KURZE AUFGABE A ->
Zitiere den Textauszug über die Lage in Syrien vollständig und wortgetreu.

TEXTAUSZUG ->

Heikle Lage in Syrien: Wie reagiert Donald Trump?

  04 Dezember 2024    Gelesen: 93
  Heikle Lage in Syrien: Wie reagiert Donald Trump?

Die Lage in Syrien spitzt sich zu. Eine Gruppe von Dschihadisten rückt rasant vor und hat bereits die zweitgrößte Stadt übernommen. Machthaber Baschar al-Assad steht unter Druck, seine Verbündeten sind geschwächt. Für die USA könnte das Thema Syrien wieder wichtig werden.

Die Militäroffensive sunnitischer Aufständischer in Syrien kommt zu einem Zeitpunkt, da sich Washington auf den Machtwechsel vorbereitet und mit der Eindämmung zahlreicher internationaler Brandherde beschäftigt ist. In wenigen Wochen tritt Donald Trump seine zweite Amtszeit als US-Präsident an. Das Geschehen in Syrien könnte für sein Regierungsteam der Ansatz für die Schaffung einer neuen Ordnung im Nahen Osten sein - mit einem geschwächten Iran.

BEREITGESTELLTE ANGABEN ->
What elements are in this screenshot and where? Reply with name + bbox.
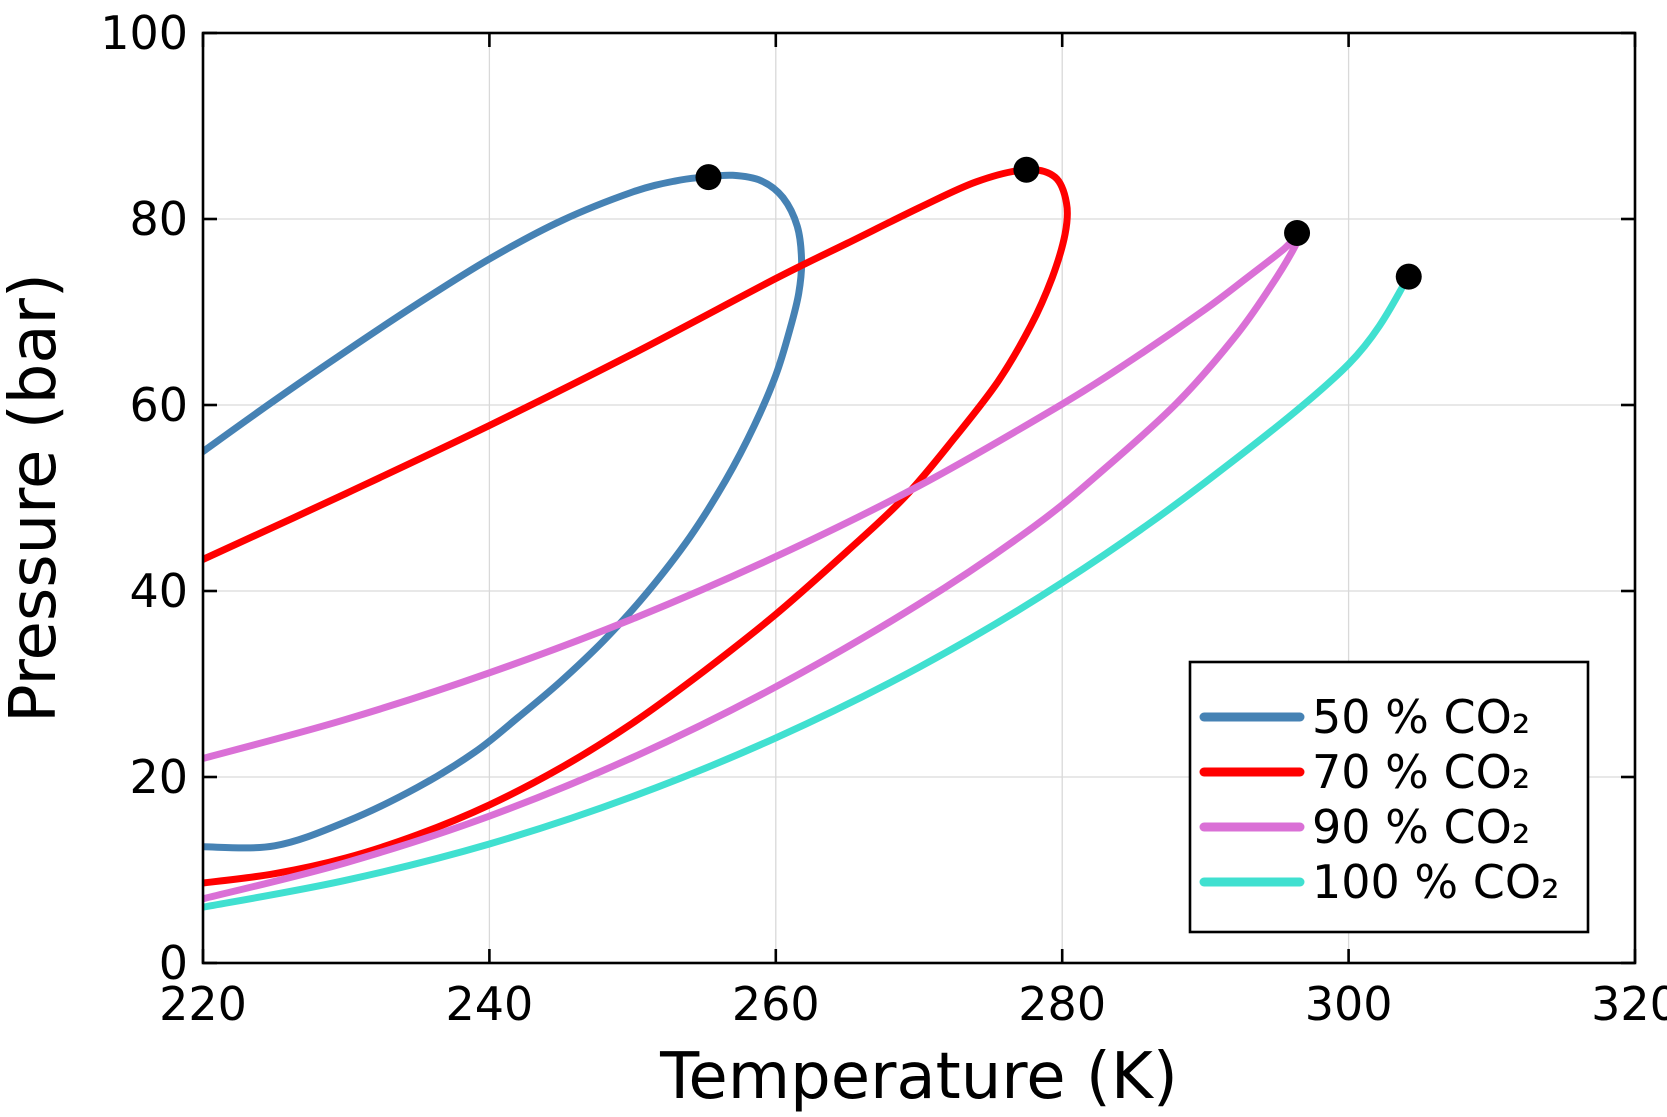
axis-ticks: 220 240 260 280 300 320 0 20 40 60 80 100 bbox=[100, 6, 1667, 1031]
critical-point-70-co bbox=[1013, 156, 1040, 183]
x-tick-label: 220 bbox=[159, 977, 247, 1031]
legend-label-50-co: 50 % CO₂ bbox=[1312, 690, 1530, 744]
series-line-70-co bbox=[203, 166, 1071, 887]
legend-label-90-co: 90 % CO₂ bbox=[1312, 800, 1530, 854]
critical-point-100-co bbox=[1395, 263, 1422, 290]
legend-box bbox=[1188, 660, 1590, 934]
series-line-100-co bbox=[203, 273, 1413, 911]
x-axis-title: Temperature (K) bbox=[659, 1040, 1178, 1112]
x-tick-label: 300 bbox=[1305, 977, 1393, 1031]
x-tick-label: 240 bbox=[445, 977, 533, 1031]
series-lines bbox=[203, 166, 1413, 911]
legend-label-100-co: 100 % CO₂ bbox=[1312, 855, 1560, 909]
y-tick-label: 100 bbox=[100, 6, 188, 60]
critical-point-90-co bbox=[1284, 219, 1311, 246]
y-tick-label: 80 bbox=[129, 192, 188, 246]
y-tick-label: 40 bbox=[129, 564, 188, 618]
x-tick-label: 280 bbox=[1018, 977, 1106, 1031]
critical-point-50-co bbox=[695, 164, 722, 191]
x-tick-label: 260 bbox=[732, 977, 820, 1031]
series-line-50-co bbox=[203, 171, 806, 852]
x-tick-label: 320 bbox=[1591, 977, 1667, 1031]
y-tick-label: 0 bbox=[159, 936, 188, 990]
y-tick-label: 60 bbox=[129, 378, 188, 432]
critical-point-markers bbox=[695, 156, 1422, 290]
y-axis-title: Pressure (bar) bbox=[0, 273, 71, 723]
y-tick-label: 20 bbox=[129, 750, 188, 804]
legend-label-70-co: 70 % CO₂ bbox=[1312, 745, 1530, 799]
plot-frame bbox=[201, 31, 1637, 965]
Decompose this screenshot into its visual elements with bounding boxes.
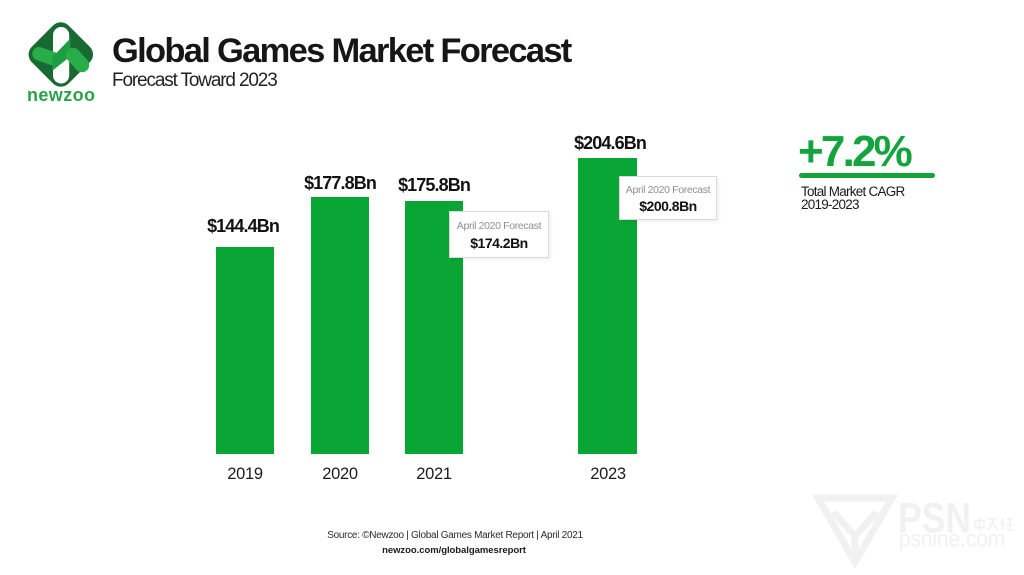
svg-text:PSN: PSN (898, 495, 971, 543)
svg-text:psnine.com: psnine.com (899, 526, 1005, 552)
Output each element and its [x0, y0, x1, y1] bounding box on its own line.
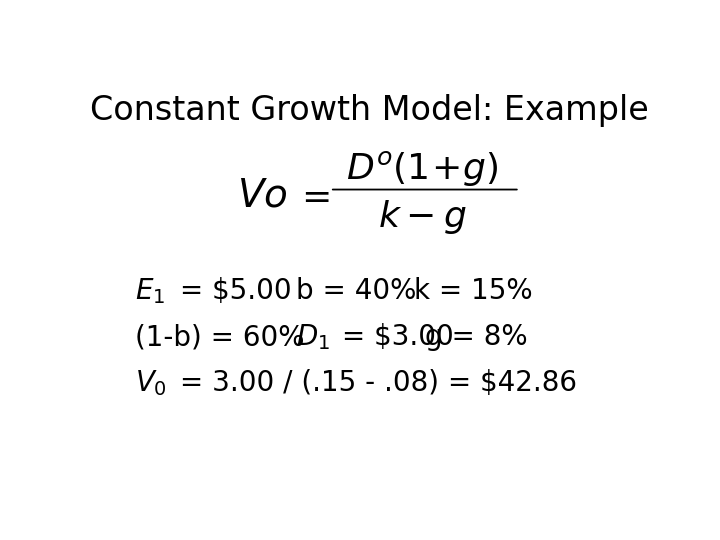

KURZE AUFGABE B ->
Wandle in den Einträgen die Zeilen, beginnend mit der Zeile mit „axis-ticks: 220 240“ und weiter bis einschließlich der letzten Zeile der Einträge, in eine JSON-Liste von Zeichenketten um, je Zeile eine, ohne Leerzeilen. Lass die Bilder dabei weg.

ERGEBNIS A ->
Heikle Lage in Syrien: Wie reagiert Donald Trump?

  04 Dezember 2024    Gelesen: 93
  Heikle Lage in Syrien: Wie reagiert Donald Trump?

Die Lage in Syrien spitzt sich zu. Eine Gruppe von Dschihadisten rückt rasant vor und hat bereits die zweitgrößte Stadt übernommen. Machthaber Baschar al-Assad steht unter Druck, seine Verbündeten sind geschwächt. Für die USA könnte das Thema Syrien wieder wichtig werden.

Die Militäroffensive sunnitischer Aufständischer in Syrien kommt zu einem Zeitpunkt, da sich Washington auf den Machtwechsel vorbereitet und mit der Eindämmung zahlreicher internationaler Brandherde beschäftigt ist. In wenigen Wochen tritt Donald Trump seine zweite Amtszeit als US-Präsident an. Das Geschehen in Syrien könnte für sein Regierungsteam der Ansatz für die Schaffung einer neuen Ordnung im Nahen Osten sein - mit einem geschwächten Iran.

ERGEBNIS B ->
[
  "axis-ticks: 220 240 260 280 300 320 0 20 40 60 80 100 bbox=[100, 6, 1667, 1031]",
  "critical-point-70-co bbox=[1013, 156, 1040, 183]",
  "x-tick-label: 220 bbox=[159, 977, 247, 1031]",
  "legend-label-50-co: 50 % CO₂ bbox=[1312, 690, 1530, 744]",
  "series-line-70-co bbox=[203, 166, 1071, 887]",
  "legend-label-90-co: 90 % CO₂ bbox=[1312, 800, 1530, 854]",
  "critical-point-100-co bbox=[1395, 263, 1422, 290]",
  "legend-box bbox=[1188, 660, 1590, 934]",
  "series-line-100-co bbox=[203, 273, 1413, 911]",
  "x-axis-title: Temperature (K) bbox=[659, 1040, 1178, 1112]",
  "x-tick-label: 300 bbox=[1305, 977, 1393, 1031]",
  "x-tick-label: 240 bbox=[445, 977, 533, 1031]",
  "series-lines bbox=[203, 166, 1413, 911]",
  "legend-label-100-co: 100 % CO₂ bbox=[1312, 855, 1560, 909]",
  "y-tick-label: 100 bbox=[100, 6, 188, 60]",
  "critical-point-90-co bbox=[1284, 219, 1311, 246]",
  "y-tick-label: 80 bbox=[129, 192, 188, 246]",
  "y-tick-label: 40 bbox=[129, 564, 188, 618]",
  "x-tick-label: 280 bbox=[1018, 977, 1106, 1031]",
  "critical-point-50-co bbox=[695, 164, 722, 191]",
  "x-tick-label: 260 bbox=[732, 977, 820, 1031]",
  "series-line-50-co bbox=[203, 171, 806, 852]",
  "x-tick-label: 320 bbox=[1591, 977, 1667, 1031]",
  "y-tick-label: 0 bbox=[159, 936, 188, 990]",
  "y-tick-label: 60 bbox=[129, 378, 188, 432]",
  "critical-point-markers bbox=[695, 156, 1422, 290]",
  "y-axis-title: Pressure (bar) bbox=[0, 273, 71, 723]",
  "y-tick-label: 20 bbox=[129, 750, 188, 804]",
  "legend-label-70-co: 70 % CO₂ bbox=[1312, 745, 1530, 799]",
  "plot-frame bbox=[201, 31, 1637, 965]",
  "Decompose this screenshot into its visual elements with bounding boxes.",
  "svg-text:PSN: PSN (898, 495, 971, 543)",
  "svg-text:psnine.com: psnine.com (899, 526, 1005, 552)",
  "Output each element and its [x0, y0, x1, y1] bounding box on its own line."
]